*Challenge:* Repeat what the lines below say, word for word, and skip every image.

(A run of records)

------

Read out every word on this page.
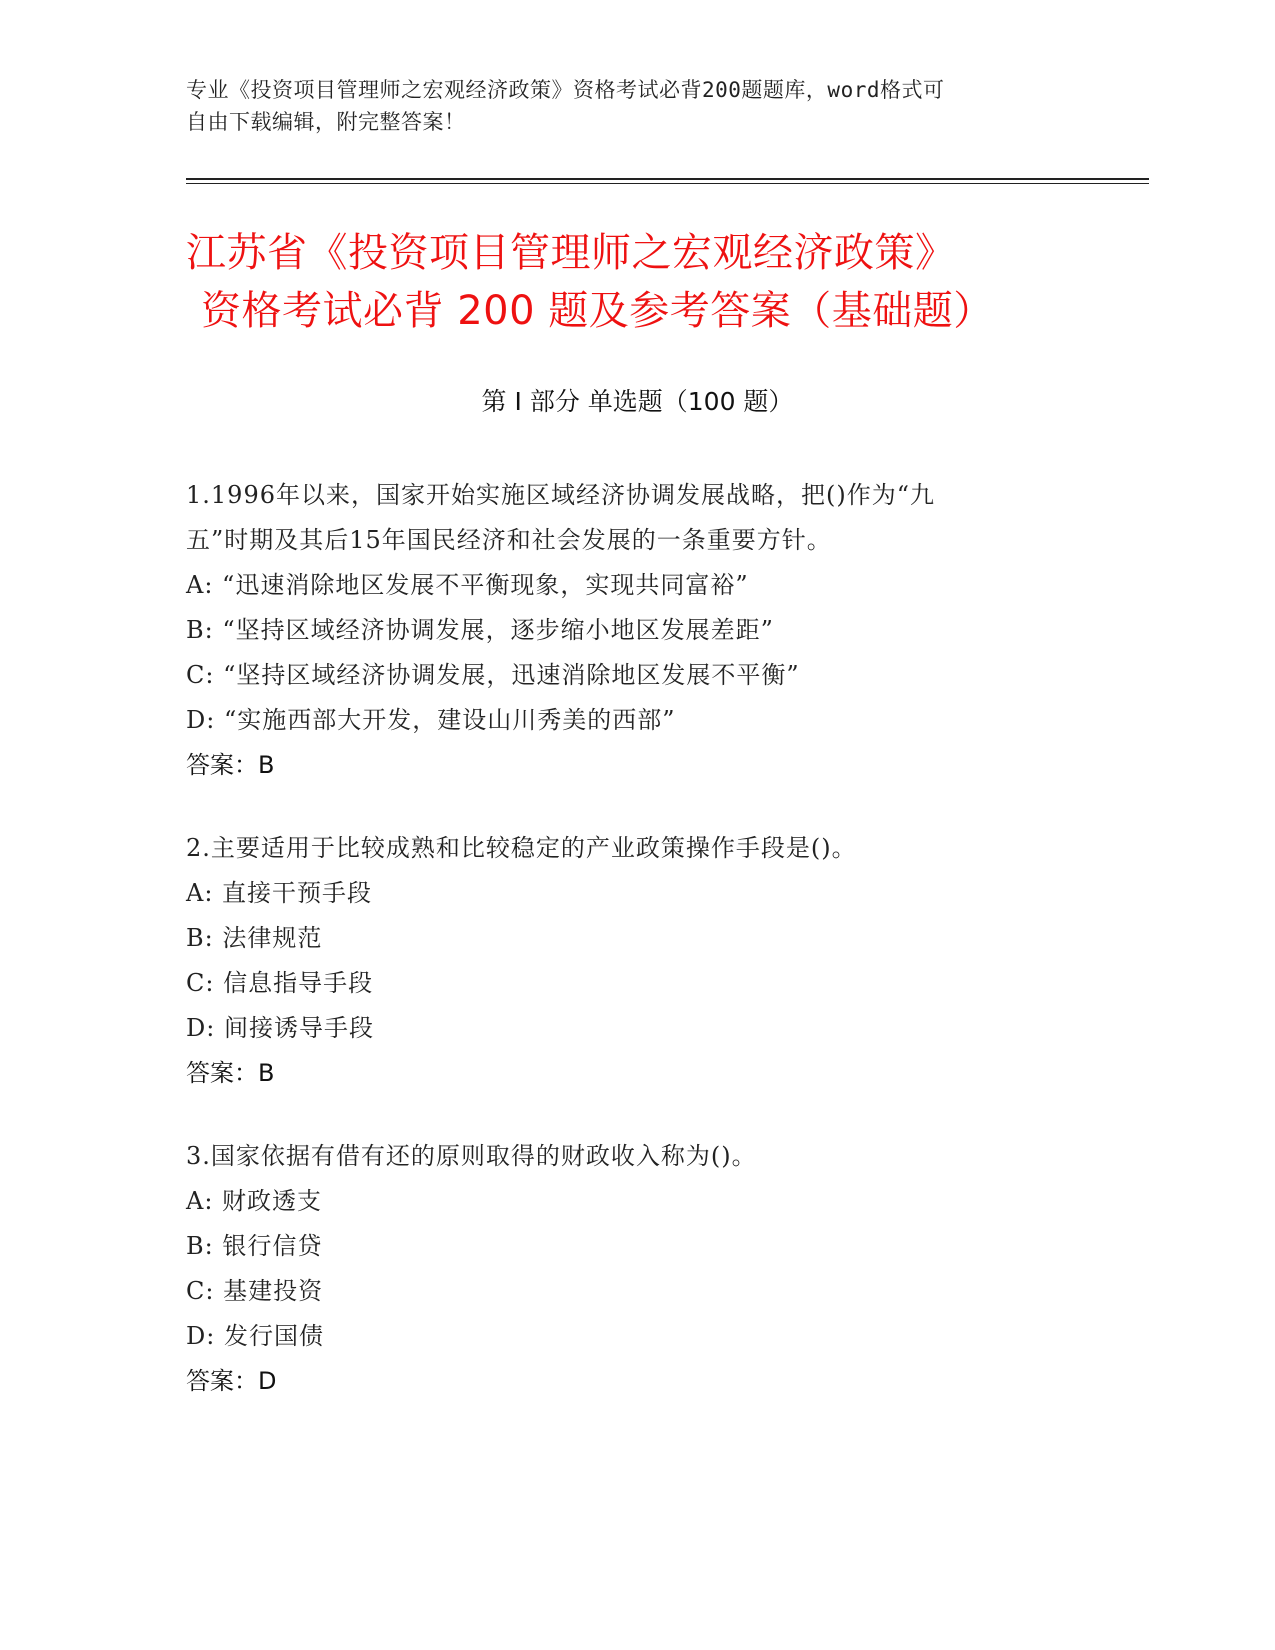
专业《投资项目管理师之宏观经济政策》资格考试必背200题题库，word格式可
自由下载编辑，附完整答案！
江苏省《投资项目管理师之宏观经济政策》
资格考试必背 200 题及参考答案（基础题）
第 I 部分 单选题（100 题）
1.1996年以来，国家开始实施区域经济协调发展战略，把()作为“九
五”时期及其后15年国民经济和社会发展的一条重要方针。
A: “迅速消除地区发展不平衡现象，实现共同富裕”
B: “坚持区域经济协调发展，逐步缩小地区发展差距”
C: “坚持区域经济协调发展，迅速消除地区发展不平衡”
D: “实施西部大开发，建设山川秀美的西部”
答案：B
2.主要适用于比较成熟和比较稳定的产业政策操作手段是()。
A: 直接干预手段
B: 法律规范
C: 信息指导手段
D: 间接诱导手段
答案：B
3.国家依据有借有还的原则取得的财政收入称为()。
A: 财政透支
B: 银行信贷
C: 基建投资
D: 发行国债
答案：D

------

*Reply to the exercise:*
Read out every word on this page.
专业《投资项目管理师之宏观经济政策》资格考试必背200题题库，word格式可
自由下载编辑，附完整答案！
江苏省《投资项目管理师之宏观经济政策》
资格考试必背 200 题及参考答案（基础题）
第 I 部分 单选题（100 题）
1.1996年以来，国家开始实施区域经济协调发展战略，把()作为“九
五”时期及其后15年国民经济和社会发展的一条重要方针。
A: “迅速消除地区发展不平衡现象，实现共同富裕”
B: “坚持区域经济协调发展，逐步缩小地区发展差距”
C: “坚持区域经济协调发展，迅速消除地区发展不平衡”
D: “实施西部大开发，建设山川秀美的西部”
答案：B
2.主要适用于比较成熟和比较稳定的产业政策操作手段是()。
A: 直接干预手段
B: 法律规范
C: 信息指导手段
D: 间接诱导手段
答案：B
3.国家依据有借有还的原则取得的财政收入称为()。
A: 财政透支
B: 银行信贷
C: 基建投资
D: 发行国债
答案：D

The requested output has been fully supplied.